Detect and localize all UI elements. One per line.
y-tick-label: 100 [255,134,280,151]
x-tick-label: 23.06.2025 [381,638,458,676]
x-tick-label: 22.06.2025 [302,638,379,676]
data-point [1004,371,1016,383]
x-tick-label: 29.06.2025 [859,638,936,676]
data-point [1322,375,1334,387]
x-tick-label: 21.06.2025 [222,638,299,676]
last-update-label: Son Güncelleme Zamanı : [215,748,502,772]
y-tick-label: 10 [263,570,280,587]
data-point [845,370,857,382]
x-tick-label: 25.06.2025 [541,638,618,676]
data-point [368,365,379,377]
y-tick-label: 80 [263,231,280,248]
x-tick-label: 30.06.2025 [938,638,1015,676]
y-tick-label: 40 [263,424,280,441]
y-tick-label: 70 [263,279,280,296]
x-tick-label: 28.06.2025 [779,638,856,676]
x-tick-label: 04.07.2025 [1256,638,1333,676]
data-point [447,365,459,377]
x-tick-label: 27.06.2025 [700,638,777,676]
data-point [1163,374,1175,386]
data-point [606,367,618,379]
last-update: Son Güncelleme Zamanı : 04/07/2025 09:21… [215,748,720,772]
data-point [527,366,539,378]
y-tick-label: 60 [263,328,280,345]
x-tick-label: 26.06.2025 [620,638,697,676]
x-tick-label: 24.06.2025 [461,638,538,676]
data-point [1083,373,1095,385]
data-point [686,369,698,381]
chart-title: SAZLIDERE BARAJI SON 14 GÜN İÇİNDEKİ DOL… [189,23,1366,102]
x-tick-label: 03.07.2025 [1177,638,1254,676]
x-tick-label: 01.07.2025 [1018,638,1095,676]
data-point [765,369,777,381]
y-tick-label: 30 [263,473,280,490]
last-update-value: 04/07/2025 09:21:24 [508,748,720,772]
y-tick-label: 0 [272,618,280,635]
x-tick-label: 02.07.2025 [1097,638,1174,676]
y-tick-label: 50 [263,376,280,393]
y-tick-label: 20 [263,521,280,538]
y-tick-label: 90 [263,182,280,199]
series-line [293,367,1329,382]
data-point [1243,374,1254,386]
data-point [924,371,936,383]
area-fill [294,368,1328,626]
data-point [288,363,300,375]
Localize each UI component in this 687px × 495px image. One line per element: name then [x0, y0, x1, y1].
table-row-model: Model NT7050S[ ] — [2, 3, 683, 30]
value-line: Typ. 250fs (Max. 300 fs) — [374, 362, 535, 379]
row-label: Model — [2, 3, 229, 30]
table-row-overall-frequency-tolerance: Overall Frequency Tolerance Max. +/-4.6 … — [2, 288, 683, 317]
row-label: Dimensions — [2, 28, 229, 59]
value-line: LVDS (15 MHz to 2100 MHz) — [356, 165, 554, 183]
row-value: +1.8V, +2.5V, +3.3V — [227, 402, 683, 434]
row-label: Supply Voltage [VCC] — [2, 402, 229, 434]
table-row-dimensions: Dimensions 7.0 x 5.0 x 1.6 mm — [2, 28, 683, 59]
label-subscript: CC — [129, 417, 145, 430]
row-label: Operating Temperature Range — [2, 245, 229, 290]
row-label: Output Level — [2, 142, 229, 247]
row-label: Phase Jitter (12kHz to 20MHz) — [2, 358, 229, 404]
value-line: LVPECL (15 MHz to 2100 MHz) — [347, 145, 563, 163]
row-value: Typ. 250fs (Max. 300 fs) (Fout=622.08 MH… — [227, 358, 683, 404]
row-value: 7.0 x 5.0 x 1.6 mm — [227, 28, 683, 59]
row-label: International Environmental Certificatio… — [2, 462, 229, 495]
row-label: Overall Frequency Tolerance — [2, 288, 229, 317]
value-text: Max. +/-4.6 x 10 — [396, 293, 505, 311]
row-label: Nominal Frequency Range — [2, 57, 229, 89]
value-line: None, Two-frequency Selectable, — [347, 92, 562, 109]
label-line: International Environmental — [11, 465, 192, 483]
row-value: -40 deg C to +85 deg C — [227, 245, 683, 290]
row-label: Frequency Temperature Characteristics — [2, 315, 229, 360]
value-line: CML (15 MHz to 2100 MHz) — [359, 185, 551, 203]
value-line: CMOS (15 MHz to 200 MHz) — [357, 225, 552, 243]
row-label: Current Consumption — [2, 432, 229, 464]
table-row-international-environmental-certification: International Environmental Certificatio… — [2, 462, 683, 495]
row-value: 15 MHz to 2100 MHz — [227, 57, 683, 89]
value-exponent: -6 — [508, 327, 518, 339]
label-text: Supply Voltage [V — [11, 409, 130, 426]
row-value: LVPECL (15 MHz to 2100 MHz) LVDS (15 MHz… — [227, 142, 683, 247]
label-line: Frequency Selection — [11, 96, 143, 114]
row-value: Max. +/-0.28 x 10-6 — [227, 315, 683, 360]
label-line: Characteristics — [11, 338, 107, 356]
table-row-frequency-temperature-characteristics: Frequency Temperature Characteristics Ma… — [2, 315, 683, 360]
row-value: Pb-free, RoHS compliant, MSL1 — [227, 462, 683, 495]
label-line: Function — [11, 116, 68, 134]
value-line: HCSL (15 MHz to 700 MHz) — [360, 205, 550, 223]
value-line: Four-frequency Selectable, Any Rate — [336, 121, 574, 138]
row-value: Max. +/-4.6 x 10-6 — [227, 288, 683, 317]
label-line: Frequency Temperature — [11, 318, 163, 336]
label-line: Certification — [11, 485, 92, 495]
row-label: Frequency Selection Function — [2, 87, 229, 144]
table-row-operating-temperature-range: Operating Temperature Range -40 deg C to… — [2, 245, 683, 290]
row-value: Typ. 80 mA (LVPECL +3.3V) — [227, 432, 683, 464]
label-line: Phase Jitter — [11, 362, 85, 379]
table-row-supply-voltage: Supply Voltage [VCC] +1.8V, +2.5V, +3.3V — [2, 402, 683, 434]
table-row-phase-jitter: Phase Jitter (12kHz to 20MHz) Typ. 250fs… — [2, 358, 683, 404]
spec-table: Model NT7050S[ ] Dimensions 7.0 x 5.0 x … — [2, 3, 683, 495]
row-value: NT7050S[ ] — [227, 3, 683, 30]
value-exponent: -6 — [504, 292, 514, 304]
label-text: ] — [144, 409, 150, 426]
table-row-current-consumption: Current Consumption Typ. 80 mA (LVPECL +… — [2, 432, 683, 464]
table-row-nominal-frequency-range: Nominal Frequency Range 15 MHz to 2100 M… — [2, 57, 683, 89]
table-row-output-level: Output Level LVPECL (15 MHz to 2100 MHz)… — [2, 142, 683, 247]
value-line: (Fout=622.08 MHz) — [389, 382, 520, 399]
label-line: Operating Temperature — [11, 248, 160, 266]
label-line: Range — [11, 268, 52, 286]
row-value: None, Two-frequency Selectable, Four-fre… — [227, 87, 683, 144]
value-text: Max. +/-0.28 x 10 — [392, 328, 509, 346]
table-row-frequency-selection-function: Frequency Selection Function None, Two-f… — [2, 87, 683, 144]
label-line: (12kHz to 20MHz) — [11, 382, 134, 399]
===
### Exercise objective
Format the part of the listing that opens with its first line and closes with the line containing "x-tick-label: 30.06.2025 [938,638,1015,676]", both included, as a Markdown table with columns Row and Line. Put each line in its own numbered row and omit blank lines.

### The reply
| Row | Line |
|---|---|
| 1 | Detect and localize all UI elements. One per line. |
| 2 | y-tick-label: 100 [255,134,280,151] |
| 3 | x-tick-label: 23.06.2025 [381,638,458,676] |
| 4 | x-tick-label: 22.06.2025 [302,638,379,676] |
| 5 | data-point [1004,371,1016,383] |
| 6 | x-tick-label: 29.06.2025 [859,638,936,676] |
| 7 | data-point [1322,375,1334,387] |
| 8 | x-tick-label: 21.06.2025 [222,638,299,676] |
| 9 | last-update-label: Son Güncelleme Zamanı : [215,748,502,772] |
| 10 | y-tick-label: 10 [263,570,280,587] |
| 11 | data-point [845,370,857,382] |
| 12 | x-tick-label: 25.06.2025 [541,638,618,676] |
| 13 | data-point [368,365,379,377] |
| 14 | y-tick-label: 80 [263,231,280,248] |
| 15 | x-tick-label: 30.06.2025 [938,638,1015,676] |